▶ [DOCUMENT EXTRACT]:
PhD Thesis Proposal: Encoding Structured Output Values


Many of the Natural Language Processing tasks that we would like to model with machine learning techniques generate structured output values, such as trees, lists, or groupings. These structured output problems can be modeled by decomposing them into a set of simpler sub-problems, with well-defined and well-constrained interdependencies between sub-problems. However, the effectiveness of this approach depends to a large degree on exactly how the problem is decomposed into sub-problems; and on how those sub-problems are divided into equivalence classes.

The notion of output encoding can be used to examine the effects of problem decomposition on learnability for specific tasks. These effects can be divided into two general classes: local effects and global effects. Local effects, which influence the difficulty of learning individual sub-problems, depend primarily on the coherence of the classes defined by individual output tags. Global effects, which determine the model's ability to learn long-distance dependencies, depend on the information content of the output tags.

▶ [LIST OF TASKS]:
a - Edit the thesis proposal text starting at "Many of the" and ending at "into equivalence classes.", replacing "trees" with "graphs".
b - Decide whether each statement agrees with the thesis proposal text, and quote the words that settle it:
(i) Local effects depend primarily on the coherence of the classes defined by individual output tags.
(ii) Global effects depend on the coherence of the classes defined by individual output tags.
(iii) The sub-problems have loosely constrained interdependencies.

▶ [RECORDED INFORMATION]:

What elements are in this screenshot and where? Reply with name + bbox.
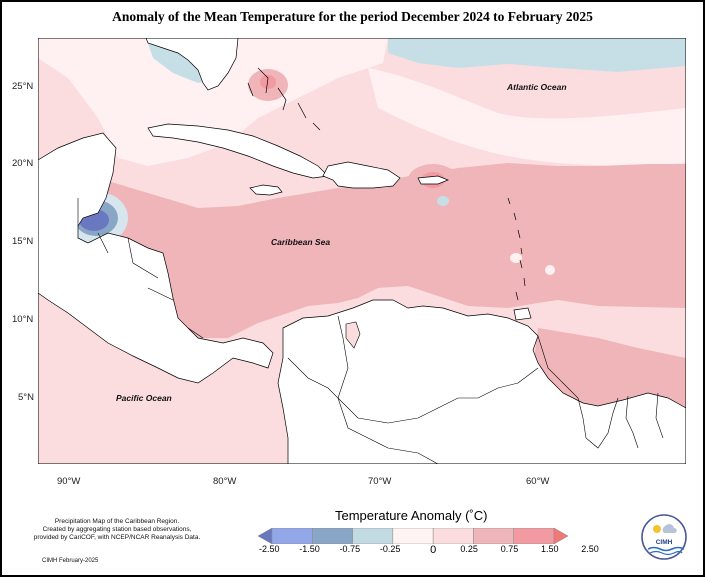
land-cuba — [147, 123, 329, 179]
legend-value-label: 0 — [430, 544, 437, 556]
lake-maracaibo — [345, 321, 361, 349]
legend-swatch-high-arrow — [553, 528, 568, 544]
anomaly-spot-cool-virgin — [437, 196, 449, 206]
map-title: Anomaly of the Mean Temperature for the … — [112, 9, 593, 24]
lat-label-20n: 20°N — [12, 158, 34, 169]
legend-title: Temperature Anomaly (˚C) — [335, 508, 488, 523]
logo-text: CIMH — [656, 539, 673, 546]
credit-line-3: provided by CariCOF, with NCEP/NCAR Rean… — [33, 534, 201, 541]
legend-value-label: -2.50 — [259, 544, 280, 554]
lat-label-15n: 15°N — [12, 236, 34, 247]
label-pacific-ocean: Pacific Ocean — [116, 393, 172, 403]
credit-text: Precipitation Map of the Caribbean Regio… — [22, 518, 212, 542]
anomaly-spot-cool-barbados — [545, 265, 555, 275]
label-caribbean-sea: Caribbean Sea — [271, 237, 331, 247]
legend-value-label: -0.25 — [379, 544, 401, 554]
anomaly-map — [38, 38, 686, 464]
legend-swatch — [312, 528, 353, 544]
lon-label-70w: 70°W — [368, 476, 392, 487]
land-bahamas — [247, 67, 321, 131]
anomaly-zone-cool-atlantic — [388, 38, 686, 72]
lon-label-80w: 80°W — [213, 476, 237, 487]
anomaly-spot-cool-lesser — [510, 253, 522, 263]
lon-label-90w: 90°W — [57, 476, 81, 487]
legend-swatch-low-arrow — [258, 528, 273, 544]
land-florida — [145, 38, 239, 91]
legend-value-label: 1.50 — [541, 544, 559, 554]
anomaly-spot-hot-bahamas — [260, 75, 276, 89]
land-jamaica — [249, 184, 283, 196]
credit-date: CIMH February-2025 — [42, 558, 99, 564]
legend-swatch — [392, 528, 434, 544]
lat-label-10n: 10°N — [12, 314, 34, 325]
cimh-logo: CIMH — [641, 514, 687, 560]
legend-value-label: 2.50 — [581, 544, 599, 554]
anomaly-zone-mid-caribbean — [38, 163, 686, 338]
legend-value-label: 0.75 — [500, 544, 519, 554]
lat-label-5n: 5°N — [18, 392, 34, 403]
legend-swatch — [432, 528, 474, 544]
anomaly-zone-light-north — [38, 38, 388, 166]
land-hispaniola — [322, 161, 401, 189]
border-guianas — [537, 335, 664, 449]
legend-value-label: 0.25 — [460, 544, 478, 554]
anomaly-zone-light-atlantic — [368, 68, 686, 166]
legend-swatch — [271, 528, 313, 544]
land-puerto-rico — [417, 175, 449, 185]
credit-line-1: Precipitation Map of the Caribbean Regio… — [54, 518, 180, 525]
border-colombia — [287, 357, 439, 464]
legend-value-label: -1.50 — [299, 544, 320, 554]
legend-value-label: -0.75 — [339, 544, 361, 554]
land-lesser-antilles — [507, 197, 526, 301]
label-atlantic-ocean: Atlantic Ocean — [507, 82, 567, 92]
legend-swatch — [473, 528, 514, 544]
legend-swatch — [513, 528, 555, 544]
lon-label-60w: 60°W — [526, 476, 550, 487]
land-trinidad — [513, 307, 532, 321]
border-central-america — [77, 198, 204, 339]
border-venezuela — [337, 315, 539, 424]
legend-colorbar — [258, 528, 568, 544]
lat-label-25n: 25°N — [12, 81, 34, 92]
legend-swatch — [352, 528, 394, 544]
credit-line-2: Created by aggregating station based obs… — [42, 526, 192, 533]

▶ [EXERCISE ANSWERS]:
a -
Many of the Natural Language Processing tasks that we would like to model with machine learning techniques generate structured output values, such as graphs, lists, or groupings. These structured output problems can be modeled by decomposing them into a set of simpler sub-problems, with well-defined and well-constrained interdependencies between sub-problems. However, the effectiveness of this approach depends to a large degree on exactly how the problem is decomposed into sub-problems; and on how those sub-problems are divided into equivalence classes.

b -
(i) Yes: "Local effects, which influence the difficulty of learning individual sub-problems, depend primarily on the coherence of the classes defined by individual output tags."
(ii) No: "Global effects, which determine the model's ability to learn long-distance dependencies, depend on the information content of the output tags."
(iii) No: "with well-defined and well-constrained interdependencies between sub-problems"